Exercise objective –
Report how many lines below contain the word "labels", and give only that number.

Begin

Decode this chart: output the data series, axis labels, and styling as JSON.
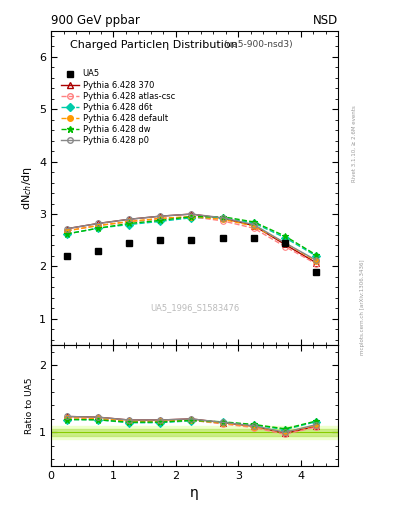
{
  "title_top": "900 GeV ppbar",
  "title_right": "NSD",
  "plot_title": "Charged Particleη Distribution",
  "plot_subtitle": "(ua5-900-nsd3)",
  "ylabel_main": "dN$_{ch}$/dη",
  "ylabel_ratio": "Ratio to UA5",
  "xlabel": "η",
  "watermark": "UA5_1996_S1583476",
  "rivet_text": "Rivet 3.1.10, ≥ 2.6M events",
  "mcplots_text": "mcplots.cern.ch [arXiv:1306.3436]",
  "ua5_eta": [
    0.25,
    0.75,
    1.25,
    1.75,
    2.25,
    2.75,
    3.25,
    3.75,
    4.25
  ],
  "ua5_dndeta": [
    2.2,
    2.3,
    2.45,
    2.5,
    2.5,
    2.55,
    2.55,
    2.45,
    1.9
  ],
  "pythia_eta": [
    0.25,
    0.75,
    1.25,
    1.75,
    2.25,
    2.75,
    3.25,
    3.75,
    4.25
  ],
  "p370_dndeta": [
    2.72,
    2.82,
    2.9,
    2.96,
    3.0,
    2.92,
    2.78,
    2.42,
    2.07
  ],
  "atlas_dndeta": [
    2.68,
    2.78,
    2.85,
    2.91,
    2.95,
    2.87,
    2.73,
    2.38,
    2.05
  ],
  "d6t_dndeta": [
    2.62,
    2.73,
    2.8,
    2.86,
    2.93,
    2.93,
    2.83,
    2.55,
    2.2
  ],
  "default_dndeta": [
    2.68,
    2.78,
    2.86,
    2.92,
    2.95,
    2.9,
    2.77,
    2.45,
    2.1
  ],
  "dw_dndeta": [
    2.62,
    2.73,
    2.82,
    2.88,
    2.95,
    2.95,
    2.85,
    2.58,
    2.22
  ],
  "p0_dndeta": [
    2.72,
    2.82,
    2.9,
    2.96,
    3.0,
    2.93,
    2.8,
    2.45,
    2.12
  ],
  "ylim_main": [
    0.5,
    6.5
  ],
  "yticks_main": [
    1,
    2,
    3,
    4,
    5,
    6
  ],
  "ylim_ratio": [
    0.5,
    2.3
  ],
  "yticks_ratio": [
    1.0,
    2.0
  ],
  "color_ua5": "#000000",
  "color_370": "#aa0000",
  "color_atlas": "#ff8080",
  "color_d6t": "#00ccaa",
  "color_default": "#ff9900",
  "color_dw": "#00bb00",
  "color_p0": "#888888",
  "ref_band_color_light": "#eeffcc",
  "ref_band_color_dark": "#aade44",
  "ref_line_color": "#88cc00",
  "background_color": "#ffffff"
}
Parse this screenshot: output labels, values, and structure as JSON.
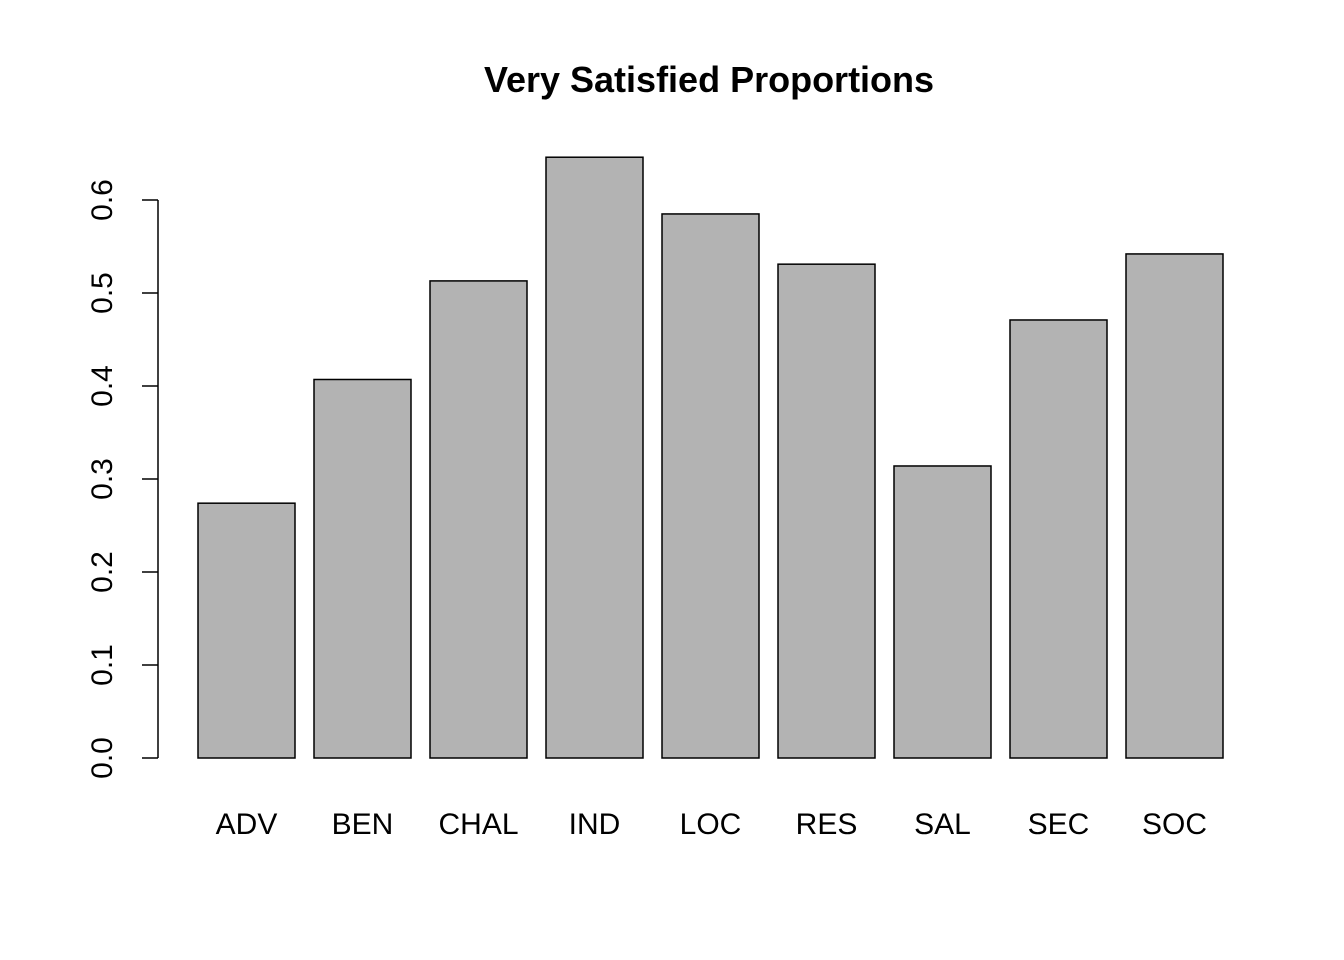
{
  "chart_data": {
    "type": "bar",
    "title": "Very Satisfied Proportions",
    "xlabel": "",
    "ylabel": "",
    "categories": [
      "ADV",
      "BEN",
      "CHAL",
      "IND",
      "LOC",
      "RES",
      "SAL",
      "SEC",
      "SOC"
    ],
    "values": [
      0.274,
      0.407,
      0.513,
      0.646,
      0.585,
      0.531,
      0.314,
      0.471,
      0.542
    ],
    "ylim": [
      0.0,
      0.6
    ],
    "yticks": [
      "0.0",
      "0.1",
      "0.2",
      "0.3",
      "0.4",
      "0.5",
      "0.6"
    ],
    "grid": false,
    "bar_fill": "#b3b3b3",
    "bar_stroke": "#000000"
  }
}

End

The completed task –
2